>> BEGIN

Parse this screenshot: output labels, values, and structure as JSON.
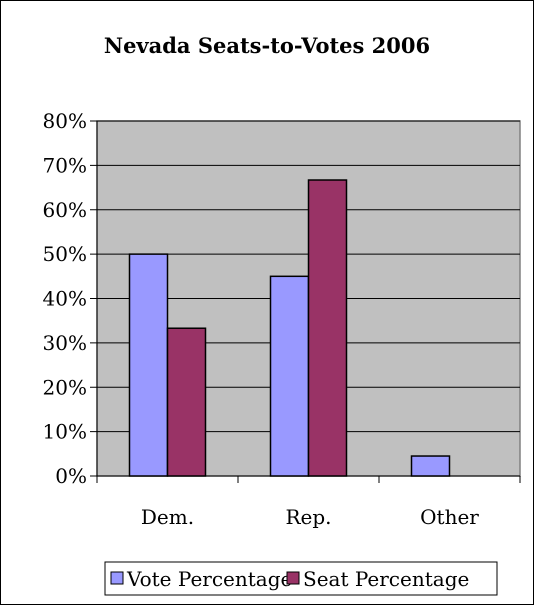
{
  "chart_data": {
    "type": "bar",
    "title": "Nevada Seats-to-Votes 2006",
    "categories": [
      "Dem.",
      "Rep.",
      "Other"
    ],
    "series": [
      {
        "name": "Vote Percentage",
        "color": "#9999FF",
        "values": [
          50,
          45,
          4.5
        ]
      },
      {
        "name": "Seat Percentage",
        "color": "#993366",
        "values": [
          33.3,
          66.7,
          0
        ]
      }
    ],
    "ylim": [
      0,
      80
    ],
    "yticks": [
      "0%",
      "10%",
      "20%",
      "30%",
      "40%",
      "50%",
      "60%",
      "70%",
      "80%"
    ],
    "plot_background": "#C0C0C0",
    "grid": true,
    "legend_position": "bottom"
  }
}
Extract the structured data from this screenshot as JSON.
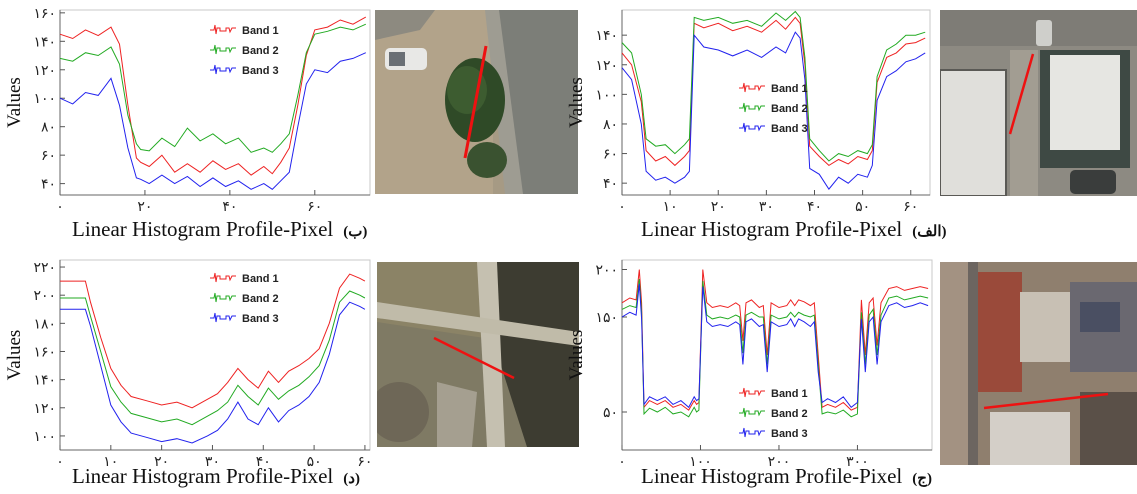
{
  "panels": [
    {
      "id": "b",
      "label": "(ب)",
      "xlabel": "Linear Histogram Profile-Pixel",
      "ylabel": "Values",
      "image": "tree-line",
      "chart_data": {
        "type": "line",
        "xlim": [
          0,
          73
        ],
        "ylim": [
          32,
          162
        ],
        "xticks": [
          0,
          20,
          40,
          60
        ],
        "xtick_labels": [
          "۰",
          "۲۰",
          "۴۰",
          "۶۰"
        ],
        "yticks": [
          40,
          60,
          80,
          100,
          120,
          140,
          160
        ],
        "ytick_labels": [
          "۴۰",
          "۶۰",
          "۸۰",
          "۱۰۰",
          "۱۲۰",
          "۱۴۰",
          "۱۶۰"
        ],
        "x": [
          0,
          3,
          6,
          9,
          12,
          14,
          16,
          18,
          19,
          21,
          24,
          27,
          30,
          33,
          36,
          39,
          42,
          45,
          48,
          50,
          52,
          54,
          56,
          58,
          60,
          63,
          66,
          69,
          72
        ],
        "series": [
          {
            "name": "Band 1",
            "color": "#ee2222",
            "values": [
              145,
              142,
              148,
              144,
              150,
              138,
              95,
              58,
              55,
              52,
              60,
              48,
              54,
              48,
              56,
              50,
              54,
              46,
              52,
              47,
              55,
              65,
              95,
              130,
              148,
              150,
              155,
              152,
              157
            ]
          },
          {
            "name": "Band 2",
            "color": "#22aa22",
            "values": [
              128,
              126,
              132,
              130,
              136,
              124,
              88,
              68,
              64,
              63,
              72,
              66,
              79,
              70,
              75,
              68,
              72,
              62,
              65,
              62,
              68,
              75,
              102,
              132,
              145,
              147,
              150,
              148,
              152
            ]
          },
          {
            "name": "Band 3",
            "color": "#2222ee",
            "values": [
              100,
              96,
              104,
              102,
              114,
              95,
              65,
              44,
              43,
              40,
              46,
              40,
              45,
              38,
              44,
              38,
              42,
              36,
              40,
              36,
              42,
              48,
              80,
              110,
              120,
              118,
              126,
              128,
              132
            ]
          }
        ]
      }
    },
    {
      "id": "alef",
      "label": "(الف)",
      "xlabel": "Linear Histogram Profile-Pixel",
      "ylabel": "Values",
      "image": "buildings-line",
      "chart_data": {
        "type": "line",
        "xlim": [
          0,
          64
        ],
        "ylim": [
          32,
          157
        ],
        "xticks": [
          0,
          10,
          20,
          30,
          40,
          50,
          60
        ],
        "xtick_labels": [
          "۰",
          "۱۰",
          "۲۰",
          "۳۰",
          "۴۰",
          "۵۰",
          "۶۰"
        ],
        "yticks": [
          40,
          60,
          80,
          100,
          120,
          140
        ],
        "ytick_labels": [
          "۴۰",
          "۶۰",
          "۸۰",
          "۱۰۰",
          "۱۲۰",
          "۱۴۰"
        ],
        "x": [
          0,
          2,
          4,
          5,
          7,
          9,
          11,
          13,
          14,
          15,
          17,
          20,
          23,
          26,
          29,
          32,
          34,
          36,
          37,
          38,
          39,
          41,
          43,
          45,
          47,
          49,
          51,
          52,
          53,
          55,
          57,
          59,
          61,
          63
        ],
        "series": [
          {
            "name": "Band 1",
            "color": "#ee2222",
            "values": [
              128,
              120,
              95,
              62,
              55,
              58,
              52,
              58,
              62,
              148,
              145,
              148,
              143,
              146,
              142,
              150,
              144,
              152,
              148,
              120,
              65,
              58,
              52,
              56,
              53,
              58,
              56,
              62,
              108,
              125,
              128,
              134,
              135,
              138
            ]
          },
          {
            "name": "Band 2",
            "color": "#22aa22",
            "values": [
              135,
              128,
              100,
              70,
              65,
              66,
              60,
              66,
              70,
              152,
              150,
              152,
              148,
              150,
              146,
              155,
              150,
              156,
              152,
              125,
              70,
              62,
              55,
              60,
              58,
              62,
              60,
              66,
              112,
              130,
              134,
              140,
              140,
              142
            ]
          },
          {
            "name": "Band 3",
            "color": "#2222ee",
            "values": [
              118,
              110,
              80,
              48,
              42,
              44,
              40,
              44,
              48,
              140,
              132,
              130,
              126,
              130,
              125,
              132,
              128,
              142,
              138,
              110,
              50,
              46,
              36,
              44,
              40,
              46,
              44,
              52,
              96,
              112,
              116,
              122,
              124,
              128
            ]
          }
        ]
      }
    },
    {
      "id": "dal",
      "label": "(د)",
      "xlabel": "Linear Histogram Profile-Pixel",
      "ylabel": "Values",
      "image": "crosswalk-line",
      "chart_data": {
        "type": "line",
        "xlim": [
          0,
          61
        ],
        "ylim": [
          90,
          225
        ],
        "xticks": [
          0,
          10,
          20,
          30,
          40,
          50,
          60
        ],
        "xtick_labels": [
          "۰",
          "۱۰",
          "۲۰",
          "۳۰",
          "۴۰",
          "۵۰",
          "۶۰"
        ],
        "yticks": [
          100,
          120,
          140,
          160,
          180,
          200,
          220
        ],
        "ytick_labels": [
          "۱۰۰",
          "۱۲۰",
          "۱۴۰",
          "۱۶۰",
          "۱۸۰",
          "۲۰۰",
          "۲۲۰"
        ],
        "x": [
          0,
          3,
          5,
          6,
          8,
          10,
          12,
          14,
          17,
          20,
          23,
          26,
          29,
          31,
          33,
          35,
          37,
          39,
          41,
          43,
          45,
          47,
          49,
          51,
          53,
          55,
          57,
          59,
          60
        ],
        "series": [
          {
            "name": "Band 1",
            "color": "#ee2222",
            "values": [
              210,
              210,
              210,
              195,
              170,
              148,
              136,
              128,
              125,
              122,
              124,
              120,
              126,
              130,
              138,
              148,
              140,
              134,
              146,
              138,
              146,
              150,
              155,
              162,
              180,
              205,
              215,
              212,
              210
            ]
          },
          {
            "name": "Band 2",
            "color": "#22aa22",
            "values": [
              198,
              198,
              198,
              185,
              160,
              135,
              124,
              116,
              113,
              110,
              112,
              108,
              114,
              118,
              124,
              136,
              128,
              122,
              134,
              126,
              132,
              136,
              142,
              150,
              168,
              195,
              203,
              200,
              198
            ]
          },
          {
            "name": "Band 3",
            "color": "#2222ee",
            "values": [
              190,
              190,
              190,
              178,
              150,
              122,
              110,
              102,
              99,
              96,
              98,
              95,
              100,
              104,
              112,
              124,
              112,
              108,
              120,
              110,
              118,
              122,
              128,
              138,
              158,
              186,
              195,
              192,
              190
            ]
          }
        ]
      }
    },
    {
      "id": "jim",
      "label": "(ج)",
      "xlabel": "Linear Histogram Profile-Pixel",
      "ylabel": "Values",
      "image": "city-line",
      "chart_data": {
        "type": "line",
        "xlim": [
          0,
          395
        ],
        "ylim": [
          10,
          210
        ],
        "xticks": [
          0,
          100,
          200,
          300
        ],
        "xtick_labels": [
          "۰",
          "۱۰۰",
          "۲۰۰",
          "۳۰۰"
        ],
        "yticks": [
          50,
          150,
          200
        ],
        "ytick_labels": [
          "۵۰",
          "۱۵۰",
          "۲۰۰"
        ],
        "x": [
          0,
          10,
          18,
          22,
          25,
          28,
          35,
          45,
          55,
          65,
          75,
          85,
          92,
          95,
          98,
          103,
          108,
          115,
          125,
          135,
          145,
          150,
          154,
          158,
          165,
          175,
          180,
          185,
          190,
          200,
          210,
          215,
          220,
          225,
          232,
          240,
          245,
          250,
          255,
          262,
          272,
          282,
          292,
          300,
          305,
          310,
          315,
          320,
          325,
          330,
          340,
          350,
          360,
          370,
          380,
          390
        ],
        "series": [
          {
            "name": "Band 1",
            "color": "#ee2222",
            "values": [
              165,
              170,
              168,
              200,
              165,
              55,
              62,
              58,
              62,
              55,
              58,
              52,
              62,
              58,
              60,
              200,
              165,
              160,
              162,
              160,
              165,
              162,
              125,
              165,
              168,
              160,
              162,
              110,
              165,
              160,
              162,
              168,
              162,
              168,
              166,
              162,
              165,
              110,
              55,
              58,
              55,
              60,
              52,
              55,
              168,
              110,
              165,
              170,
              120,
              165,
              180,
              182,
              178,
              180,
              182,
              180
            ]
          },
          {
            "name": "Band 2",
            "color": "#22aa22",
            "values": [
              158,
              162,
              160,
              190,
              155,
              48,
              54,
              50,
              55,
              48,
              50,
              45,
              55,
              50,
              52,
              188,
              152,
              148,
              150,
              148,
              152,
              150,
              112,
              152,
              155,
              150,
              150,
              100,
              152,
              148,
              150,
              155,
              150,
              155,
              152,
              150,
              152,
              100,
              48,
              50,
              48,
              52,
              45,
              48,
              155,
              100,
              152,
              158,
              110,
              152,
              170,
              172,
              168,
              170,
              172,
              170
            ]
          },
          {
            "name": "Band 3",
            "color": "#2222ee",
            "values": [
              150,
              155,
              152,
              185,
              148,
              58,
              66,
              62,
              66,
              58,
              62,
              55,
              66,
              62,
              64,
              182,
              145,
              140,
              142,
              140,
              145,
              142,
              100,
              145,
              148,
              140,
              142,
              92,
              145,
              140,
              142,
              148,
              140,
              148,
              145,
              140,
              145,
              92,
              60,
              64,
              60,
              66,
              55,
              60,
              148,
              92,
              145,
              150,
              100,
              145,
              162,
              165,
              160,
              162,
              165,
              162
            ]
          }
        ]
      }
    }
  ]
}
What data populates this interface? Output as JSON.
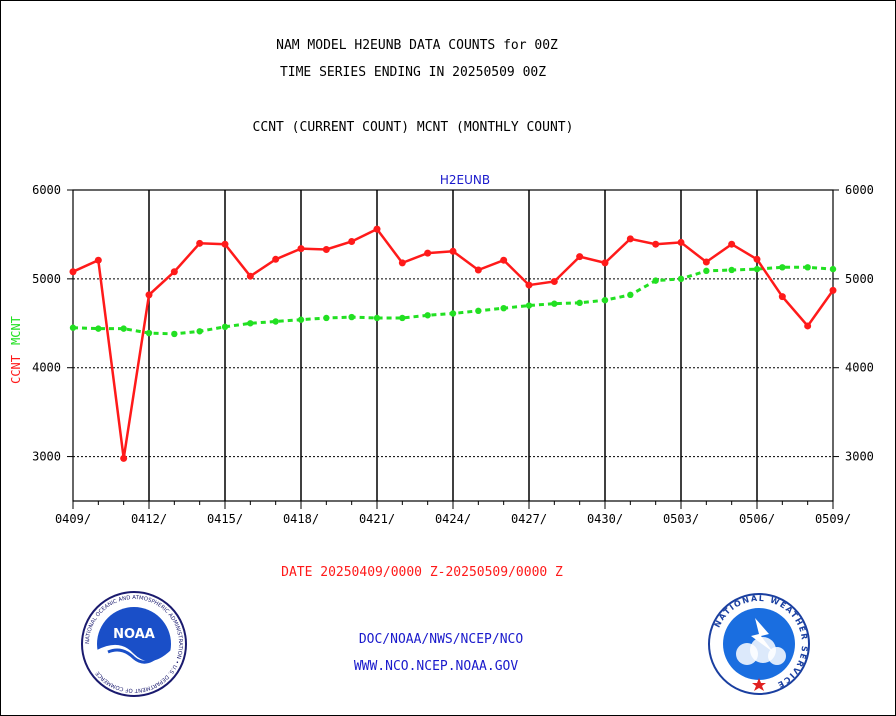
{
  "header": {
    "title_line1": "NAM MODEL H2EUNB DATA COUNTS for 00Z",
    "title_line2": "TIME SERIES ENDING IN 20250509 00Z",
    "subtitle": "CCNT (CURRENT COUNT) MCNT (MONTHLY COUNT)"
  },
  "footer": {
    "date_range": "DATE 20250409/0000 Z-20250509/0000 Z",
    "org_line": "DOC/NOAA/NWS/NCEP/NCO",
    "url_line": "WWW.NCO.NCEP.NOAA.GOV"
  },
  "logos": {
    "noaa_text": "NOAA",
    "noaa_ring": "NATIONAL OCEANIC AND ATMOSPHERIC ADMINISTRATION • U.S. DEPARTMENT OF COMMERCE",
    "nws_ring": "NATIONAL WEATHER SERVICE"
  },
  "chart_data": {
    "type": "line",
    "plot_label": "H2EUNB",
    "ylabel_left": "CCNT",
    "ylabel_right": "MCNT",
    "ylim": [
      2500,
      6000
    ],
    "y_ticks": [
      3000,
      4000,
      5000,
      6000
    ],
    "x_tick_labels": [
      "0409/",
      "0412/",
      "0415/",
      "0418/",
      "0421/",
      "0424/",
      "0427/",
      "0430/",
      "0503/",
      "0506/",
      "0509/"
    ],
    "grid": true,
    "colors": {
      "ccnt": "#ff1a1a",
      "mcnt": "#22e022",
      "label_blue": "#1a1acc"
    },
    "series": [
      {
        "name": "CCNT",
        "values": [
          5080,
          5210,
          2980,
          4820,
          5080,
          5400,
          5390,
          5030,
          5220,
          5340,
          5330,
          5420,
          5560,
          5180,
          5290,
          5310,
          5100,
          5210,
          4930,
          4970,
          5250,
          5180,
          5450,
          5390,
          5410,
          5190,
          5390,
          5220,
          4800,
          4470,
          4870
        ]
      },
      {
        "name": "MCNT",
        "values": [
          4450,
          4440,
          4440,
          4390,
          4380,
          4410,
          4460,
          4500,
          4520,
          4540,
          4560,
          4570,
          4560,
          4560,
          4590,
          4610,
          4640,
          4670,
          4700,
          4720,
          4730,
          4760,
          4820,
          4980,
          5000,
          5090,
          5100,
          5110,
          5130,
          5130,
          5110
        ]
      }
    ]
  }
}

>> END

● Directions: In the listing, find every line containing the word "NCEP" and list it.

● Final result:
    "org_line": "DOC/NOAA/NWS/NCEP/NCO",
    "url_line": "WWW.NCO.NCEP.NOAA.GOV"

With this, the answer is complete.